-- START OF MATERIAL FOR THE TASK --

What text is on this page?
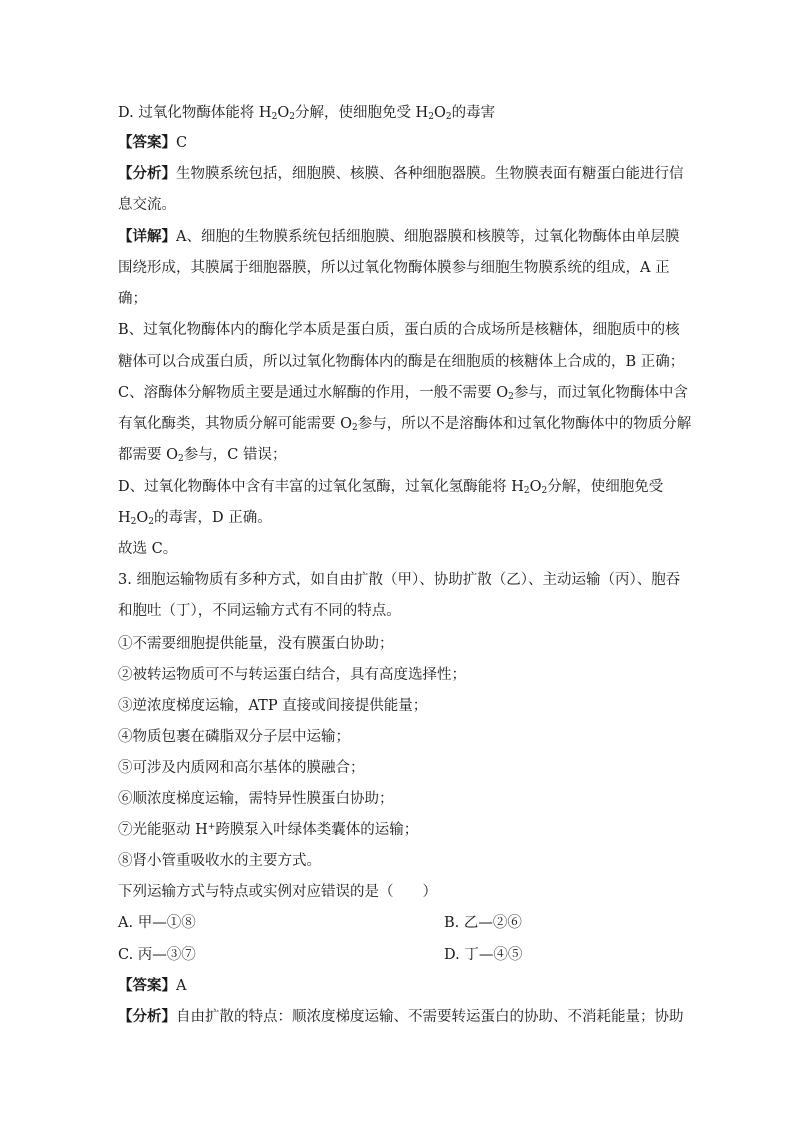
D. 过氧化物酶体能将 $H_2O_2$分解，使细胞免受 $H_2O_2$的毒害
【答案】C
【分析】生物膜系统包括，细胞膜、核膜、各种细胞器膜。生物膜表面有糖蛋白能进行信
息交流。
【详解】A、细胞的生物膜系统包括细胞膜、细胞器膜和核膜等，过氧化物酶体由单层膜
围绕形成，其膜属于细胞器膜，所以过氧化物酶体膜参与细胞生物膜系统的组成，A 正
确；
B、过氧化物酶体内的酶化学本质是蛋白质，蛋白质的合成场所是核糖体，细胞质中的核
糖体可以合成蛋白质，所以过氧化物酶体内的酶是在细胞质的核糖体上合成的，B 正确；
C、溶酶体分解物质主要是通过水解酶的作用，一般不需要 $O_2$参与，而过氧化物酶体中含
有氧化酶类，其物质分解可能需要 $O_2$参与，所以不是溶酶体和过氧化物酶体中的物质分解
都需要 $O_2$参与，C 错误；
D、过氧化物酶体中含有丰富的过氧化氢酶，过氧化氢酶能将 $H_2O_2$分解，使细胞免受
$H_2O_2$的毒害，D 正确。
故选 C。
3. 细胞运输物质有多种方式，如自由扩散（甲）、协助扩散（乙）、主动运输（丙）、胞吞
和胞吐（丁），不同运输方式有不同的特点。
①不需要细胞提供能量，没有膜蛋白协助；
②被转运物质可不与转运蛋白结合，具有高度选择性；
③逆浓度梯度运输，ATP 直接或间接提供能量；
④物质包裹在磷脂双分子层中运输；
⑤可涉及内质网和高尔基体的膜融合；
⑥顺浓度梯度运输，需特异性膜蛋白协助；
⑦光能驱动 H+跨膜泵入叶绿体类囊体的运输；
⑧肾小管重吸收水的主要方式。
下列运输方式与特点或实例对应错误的是（　　）
A. 甲—①⑧	B. 乙—②⑥
C. 丙—③⑦	D. 丁—④⑤
【答案】A
【分析】自由扩散的特点：顺浓度梯度运输、不需要转运蛋白的协助、不消耗能量；协助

-- END OF MATERIAL FOR THE TASK --

Repeat each record exactly as shown above, dropping all images.

● **THE REPLY**:
What text is on this page?
D. 过氧化物酶体能将 $H_2O_2$分解，使细胞免受 $H_2O_2$的毒害
【答案】C
【分析】生物膜系统包括，细胞膜、核膜、各种细胞器膜。生物膜表面有糖蛋白能进行信
息交流。
【详解】A、细胞的生物膜系统包括细胞膜、细胞器膜和核膜等，过氧化物酶体由单层膜
围绕形成，其膜属于细胞器膜，所以过氧化物酶体膜参与细胞生物膜系统的组成，A 正
确；
B、过氧化物酶体内的酶化学本质是蛋白质，蛋白质的合成场所是核糖体，细胞质中的核
糖体可以合成蛋白质，所以过氧化物酶体内的酶是在细胞质的核糖体上合成的，B 正确；
C、溶酶体分解物质主要是通过水解酶的作用，一般不需要 $O_2$参与，而过氧化物酶体中含
有氧化酶类，其物质分解可能需要 $O_2$参与，所以不是溶酶体和过氧化物酶体中的物质分解
都需要 $O_2$参与，C 错误；
D、过氧化物酶体中含有丰富的过氧化氢酶，过氧化氢酶能将 $H_2O_2$分解，使细胞免受
$H_2O_2$的毒害，D 正确。
故选 C。
3. 细胞运输物质有多种方式，如自由扩散（甲）、协助扩散（乙）、主动运输（丙）、胞吞
和胞吐（丁），不同运输方式有不同的特点。
①不需要细胞提供能量，没有膜蛋白协助；
②被转运物质可不与转运蛋白结合，具有高度选择性；
③逆浓度梯度运输，ATP 直接或间接提供能量；
④物质包裹在磷脂双分子层中运输；
⑤可涉及内质网和高尔基体的膜融合；
⑥顺浓度梯度运输，需特异性膜蛋白协助；
⑦光能驱动 H+跨膜泵入叶绿体类囊体的运输；
⑧肾小管重吸收水的主要方式。
下列运输方式与特点或实例对应错误的是（　　）
A. 甲—①⑧	B. 乙—②⑥
C. 丙—③⑦	D. 丁—④⑤
【答案】A
【分析】自由扩散的特点：顺浓度梯度运输、不需要转运蛋白的协助、不消耗能量；协助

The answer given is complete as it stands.